REQUEST - Scan the entries below for the word "content". Copy each line that has it.
··· GIVEN ENTRIES ···
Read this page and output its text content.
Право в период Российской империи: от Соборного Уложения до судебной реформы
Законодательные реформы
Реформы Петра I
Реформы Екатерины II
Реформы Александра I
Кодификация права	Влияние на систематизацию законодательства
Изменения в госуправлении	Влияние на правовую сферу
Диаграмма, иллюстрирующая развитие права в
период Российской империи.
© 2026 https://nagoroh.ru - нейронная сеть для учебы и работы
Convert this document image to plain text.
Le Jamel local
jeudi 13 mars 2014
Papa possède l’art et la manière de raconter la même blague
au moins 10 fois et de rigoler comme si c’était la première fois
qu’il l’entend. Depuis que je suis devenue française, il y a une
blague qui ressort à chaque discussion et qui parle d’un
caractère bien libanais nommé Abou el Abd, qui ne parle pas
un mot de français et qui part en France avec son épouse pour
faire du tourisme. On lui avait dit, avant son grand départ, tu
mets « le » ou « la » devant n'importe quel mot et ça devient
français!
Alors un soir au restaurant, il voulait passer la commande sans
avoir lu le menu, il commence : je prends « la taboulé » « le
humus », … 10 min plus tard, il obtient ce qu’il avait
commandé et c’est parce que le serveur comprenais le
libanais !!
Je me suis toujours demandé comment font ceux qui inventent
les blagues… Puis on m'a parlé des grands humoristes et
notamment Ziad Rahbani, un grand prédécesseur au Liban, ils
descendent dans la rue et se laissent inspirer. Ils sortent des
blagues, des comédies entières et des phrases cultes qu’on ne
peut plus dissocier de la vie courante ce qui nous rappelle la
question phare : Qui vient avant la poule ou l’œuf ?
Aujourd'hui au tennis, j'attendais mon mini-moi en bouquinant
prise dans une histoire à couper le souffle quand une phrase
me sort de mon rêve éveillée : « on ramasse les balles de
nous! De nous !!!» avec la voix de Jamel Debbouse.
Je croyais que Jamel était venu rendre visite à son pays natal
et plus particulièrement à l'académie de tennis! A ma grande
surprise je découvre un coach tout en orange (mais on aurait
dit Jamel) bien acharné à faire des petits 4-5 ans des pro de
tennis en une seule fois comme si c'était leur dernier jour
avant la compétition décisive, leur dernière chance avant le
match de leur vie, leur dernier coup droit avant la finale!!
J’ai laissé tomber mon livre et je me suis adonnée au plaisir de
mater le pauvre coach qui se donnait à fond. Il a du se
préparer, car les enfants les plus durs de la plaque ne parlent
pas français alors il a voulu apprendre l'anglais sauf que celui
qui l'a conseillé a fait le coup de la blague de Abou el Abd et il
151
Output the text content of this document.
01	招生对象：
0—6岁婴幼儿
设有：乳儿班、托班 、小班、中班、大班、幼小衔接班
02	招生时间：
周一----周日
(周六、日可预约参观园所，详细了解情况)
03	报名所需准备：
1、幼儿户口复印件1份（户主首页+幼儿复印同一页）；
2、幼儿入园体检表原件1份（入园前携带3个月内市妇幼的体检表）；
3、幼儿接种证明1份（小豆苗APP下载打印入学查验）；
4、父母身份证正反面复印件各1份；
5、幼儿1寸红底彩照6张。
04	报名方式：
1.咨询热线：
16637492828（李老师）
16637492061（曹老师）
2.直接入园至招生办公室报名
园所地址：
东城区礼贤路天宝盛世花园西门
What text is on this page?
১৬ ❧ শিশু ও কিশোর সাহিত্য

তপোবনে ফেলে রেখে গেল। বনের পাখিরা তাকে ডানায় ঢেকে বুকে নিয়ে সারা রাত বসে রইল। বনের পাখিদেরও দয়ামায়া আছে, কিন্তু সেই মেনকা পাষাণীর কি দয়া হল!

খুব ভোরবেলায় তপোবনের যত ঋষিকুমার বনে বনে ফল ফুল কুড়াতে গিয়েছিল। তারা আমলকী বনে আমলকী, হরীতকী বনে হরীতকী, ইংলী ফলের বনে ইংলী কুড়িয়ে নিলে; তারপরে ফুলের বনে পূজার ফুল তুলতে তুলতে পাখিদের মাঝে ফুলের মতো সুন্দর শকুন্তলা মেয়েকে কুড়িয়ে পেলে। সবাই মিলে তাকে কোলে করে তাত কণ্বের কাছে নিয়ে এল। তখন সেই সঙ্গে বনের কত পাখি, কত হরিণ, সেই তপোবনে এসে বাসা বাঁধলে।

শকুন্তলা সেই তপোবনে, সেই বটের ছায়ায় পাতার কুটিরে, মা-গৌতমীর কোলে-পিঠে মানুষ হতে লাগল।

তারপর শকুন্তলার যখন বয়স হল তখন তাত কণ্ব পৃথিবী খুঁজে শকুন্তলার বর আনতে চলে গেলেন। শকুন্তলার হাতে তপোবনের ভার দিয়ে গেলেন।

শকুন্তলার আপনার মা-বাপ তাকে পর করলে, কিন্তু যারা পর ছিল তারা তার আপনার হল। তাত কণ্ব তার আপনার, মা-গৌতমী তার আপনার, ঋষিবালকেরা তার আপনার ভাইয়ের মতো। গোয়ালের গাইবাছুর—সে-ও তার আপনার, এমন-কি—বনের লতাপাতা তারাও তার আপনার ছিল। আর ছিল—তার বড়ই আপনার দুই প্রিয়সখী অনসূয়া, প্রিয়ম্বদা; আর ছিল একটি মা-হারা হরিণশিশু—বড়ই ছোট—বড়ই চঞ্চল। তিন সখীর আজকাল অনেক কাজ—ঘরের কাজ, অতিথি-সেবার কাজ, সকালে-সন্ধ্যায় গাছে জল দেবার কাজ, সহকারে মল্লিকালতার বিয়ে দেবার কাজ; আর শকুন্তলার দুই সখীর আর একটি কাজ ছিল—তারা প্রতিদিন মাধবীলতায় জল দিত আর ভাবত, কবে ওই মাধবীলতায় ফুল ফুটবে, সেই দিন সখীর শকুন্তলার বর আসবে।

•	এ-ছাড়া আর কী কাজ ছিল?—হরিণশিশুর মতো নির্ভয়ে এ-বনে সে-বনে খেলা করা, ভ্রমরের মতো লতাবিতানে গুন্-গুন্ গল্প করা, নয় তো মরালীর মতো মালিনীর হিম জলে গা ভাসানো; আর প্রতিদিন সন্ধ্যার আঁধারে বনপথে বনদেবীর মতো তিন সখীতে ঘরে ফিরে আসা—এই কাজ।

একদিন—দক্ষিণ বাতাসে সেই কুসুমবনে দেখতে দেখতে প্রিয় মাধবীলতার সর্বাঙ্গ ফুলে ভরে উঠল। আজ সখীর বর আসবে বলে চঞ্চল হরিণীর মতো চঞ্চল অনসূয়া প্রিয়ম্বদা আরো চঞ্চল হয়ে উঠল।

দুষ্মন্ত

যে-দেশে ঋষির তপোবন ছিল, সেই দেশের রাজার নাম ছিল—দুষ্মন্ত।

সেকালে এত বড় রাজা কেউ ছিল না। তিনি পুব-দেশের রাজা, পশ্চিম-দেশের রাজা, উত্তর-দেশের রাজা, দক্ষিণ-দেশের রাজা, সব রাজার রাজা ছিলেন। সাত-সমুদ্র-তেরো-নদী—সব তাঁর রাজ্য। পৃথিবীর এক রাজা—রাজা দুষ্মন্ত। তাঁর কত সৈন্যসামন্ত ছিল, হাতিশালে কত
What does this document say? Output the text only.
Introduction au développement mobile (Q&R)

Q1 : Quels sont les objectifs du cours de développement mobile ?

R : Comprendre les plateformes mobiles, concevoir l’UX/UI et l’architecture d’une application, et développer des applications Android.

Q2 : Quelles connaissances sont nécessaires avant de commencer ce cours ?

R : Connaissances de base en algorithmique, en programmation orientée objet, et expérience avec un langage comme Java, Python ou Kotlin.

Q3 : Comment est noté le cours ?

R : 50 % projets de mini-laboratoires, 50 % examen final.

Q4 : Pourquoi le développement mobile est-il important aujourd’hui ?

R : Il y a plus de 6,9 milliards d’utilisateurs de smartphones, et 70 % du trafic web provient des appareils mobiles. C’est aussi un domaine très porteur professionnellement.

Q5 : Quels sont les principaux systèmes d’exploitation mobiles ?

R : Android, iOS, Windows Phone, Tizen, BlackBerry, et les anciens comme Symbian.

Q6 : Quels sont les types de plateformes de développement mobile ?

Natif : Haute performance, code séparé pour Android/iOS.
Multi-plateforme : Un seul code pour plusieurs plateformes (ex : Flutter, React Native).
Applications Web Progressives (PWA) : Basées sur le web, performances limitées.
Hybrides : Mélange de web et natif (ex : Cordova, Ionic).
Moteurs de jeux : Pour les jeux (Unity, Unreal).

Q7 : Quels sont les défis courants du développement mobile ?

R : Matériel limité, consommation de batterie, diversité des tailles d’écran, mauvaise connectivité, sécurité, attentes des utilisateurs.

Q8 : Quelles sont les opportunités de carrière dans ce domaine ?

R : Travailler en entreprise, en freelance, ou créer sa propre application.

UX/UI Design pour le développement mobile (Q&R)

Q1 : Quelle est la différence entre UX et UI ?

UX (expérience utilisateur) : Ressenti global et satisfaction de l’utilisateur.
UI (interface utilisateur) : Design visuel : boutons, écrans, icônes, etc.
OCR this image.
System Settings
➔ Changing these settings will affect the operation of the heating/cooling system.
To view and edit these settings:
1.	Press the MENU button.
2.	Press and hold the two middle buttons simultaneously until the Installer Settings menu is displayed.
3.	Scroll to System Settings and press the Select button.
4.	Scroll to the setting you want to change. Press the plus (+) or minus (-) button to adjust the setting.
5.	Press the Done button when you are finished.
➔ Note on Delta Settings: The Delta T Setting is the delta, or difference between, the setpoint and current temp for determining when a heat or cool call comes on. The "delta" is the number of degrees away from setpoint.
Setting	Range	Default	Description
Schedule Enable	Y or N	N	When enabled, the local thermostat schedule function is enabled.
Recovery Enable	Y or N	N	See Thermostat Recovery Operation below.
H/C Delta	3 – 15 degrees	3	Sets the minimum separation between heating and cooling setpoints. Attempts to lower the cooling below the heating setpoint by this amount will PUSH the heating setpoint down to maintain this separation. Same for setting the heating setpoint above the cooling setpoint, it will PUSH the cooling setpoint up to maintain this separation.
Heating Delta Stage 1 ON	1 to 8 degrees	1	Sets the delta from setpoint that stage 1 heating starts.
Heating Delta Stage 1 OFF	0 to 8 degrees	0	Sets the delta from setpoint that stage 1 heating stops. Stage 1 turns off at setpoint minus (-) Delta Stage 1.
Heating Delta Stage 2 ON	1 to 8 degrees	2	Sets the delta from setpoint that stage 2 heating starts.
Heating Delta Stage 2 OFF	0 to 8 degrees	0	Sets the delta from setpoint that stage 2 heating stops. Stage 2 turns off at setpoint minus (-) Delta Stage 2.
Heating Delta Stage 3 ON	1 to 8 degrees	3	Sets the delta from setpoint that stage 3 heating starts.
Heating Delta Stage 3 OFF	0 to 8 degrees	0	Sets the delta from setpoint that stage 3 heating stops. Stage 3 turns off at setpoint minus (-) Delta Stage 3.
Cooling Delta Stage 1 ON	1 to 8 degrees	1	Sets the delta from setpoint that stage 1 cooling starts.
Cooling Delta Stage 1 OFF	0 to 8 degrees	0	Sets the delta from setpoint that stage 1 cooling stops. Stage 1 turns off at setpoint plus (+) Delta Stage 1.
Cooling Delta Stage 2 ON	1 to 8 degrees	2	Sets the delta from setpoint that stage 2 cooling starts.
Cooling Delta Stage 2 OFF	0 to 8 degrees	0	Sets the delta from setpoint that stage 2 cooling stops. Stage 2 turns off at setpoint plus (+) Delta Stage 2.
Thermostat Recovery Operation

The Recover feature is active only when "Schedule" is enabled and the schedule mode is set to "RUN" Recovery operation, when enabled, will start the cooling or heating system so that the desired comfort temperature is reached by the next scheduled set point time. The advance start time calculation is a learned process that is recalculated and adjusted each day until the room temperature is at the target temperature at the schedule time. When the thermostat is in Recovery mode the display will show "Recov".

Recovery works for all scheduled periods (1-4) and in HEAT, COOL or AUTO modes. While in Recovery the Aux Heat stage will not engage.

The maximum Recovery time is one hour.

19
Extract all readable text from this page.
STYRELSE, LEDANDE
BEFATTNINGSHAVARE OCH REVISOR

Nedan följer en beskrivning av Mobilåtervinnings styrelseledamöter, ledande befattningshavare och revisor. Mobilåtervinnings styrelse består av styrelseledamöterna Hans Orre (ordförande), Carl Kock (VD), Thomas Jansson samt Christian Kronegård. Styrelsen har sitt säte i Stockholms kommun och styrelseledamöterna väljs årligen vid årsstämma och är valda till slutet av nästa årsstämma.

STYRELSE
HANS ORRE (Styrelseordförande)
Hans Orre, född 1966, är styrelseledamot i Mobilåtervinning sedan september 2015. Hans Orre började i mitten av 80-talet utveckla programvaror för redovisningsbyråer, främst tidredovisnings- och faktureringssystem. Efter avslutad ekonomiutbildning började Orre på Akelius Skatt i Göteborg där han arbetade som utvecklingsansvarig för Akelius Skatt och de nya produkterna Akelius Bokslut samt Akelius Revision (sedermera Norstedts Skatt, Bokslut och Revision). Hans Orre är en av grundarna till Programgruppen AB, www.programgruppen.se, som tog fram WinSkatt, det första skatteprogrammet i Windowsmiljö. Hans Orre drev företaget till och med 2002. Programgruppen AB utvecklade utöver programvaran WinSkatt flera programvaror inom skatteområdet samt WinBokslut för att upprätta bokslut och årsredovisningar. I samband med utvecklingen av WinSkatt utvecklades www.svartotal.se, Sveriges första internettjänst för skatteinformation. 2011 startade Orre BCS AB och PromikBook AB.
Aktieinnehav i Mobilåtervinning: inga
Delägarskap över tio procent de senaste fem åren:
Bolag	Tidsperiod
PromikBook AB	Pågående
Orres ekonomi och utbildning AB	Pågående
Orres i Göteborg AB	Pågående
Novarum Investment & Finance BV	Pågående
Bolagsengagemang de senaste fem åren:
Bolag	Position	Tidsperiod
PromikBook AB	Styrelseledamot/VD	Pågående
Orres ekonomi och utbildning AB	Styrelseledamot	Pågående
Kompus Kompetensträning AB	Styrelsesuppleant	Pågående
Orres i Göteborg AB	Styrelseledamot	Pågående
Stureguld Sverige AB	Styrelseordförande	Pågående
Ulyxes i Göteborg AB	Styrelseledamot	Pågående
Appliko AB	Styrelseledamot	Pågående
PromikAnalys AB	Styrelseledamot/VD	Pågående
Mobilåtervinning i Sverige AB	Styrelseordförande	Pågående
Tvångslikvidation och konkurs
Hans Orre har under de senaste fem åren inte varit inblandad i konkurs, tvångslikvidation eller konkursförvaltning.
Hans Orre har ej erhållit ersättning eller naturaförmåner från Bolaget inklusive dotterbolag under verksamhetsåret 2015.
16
···
COMPLETE ANSWER -
Read this page and output its text content.
Output the text content of this document.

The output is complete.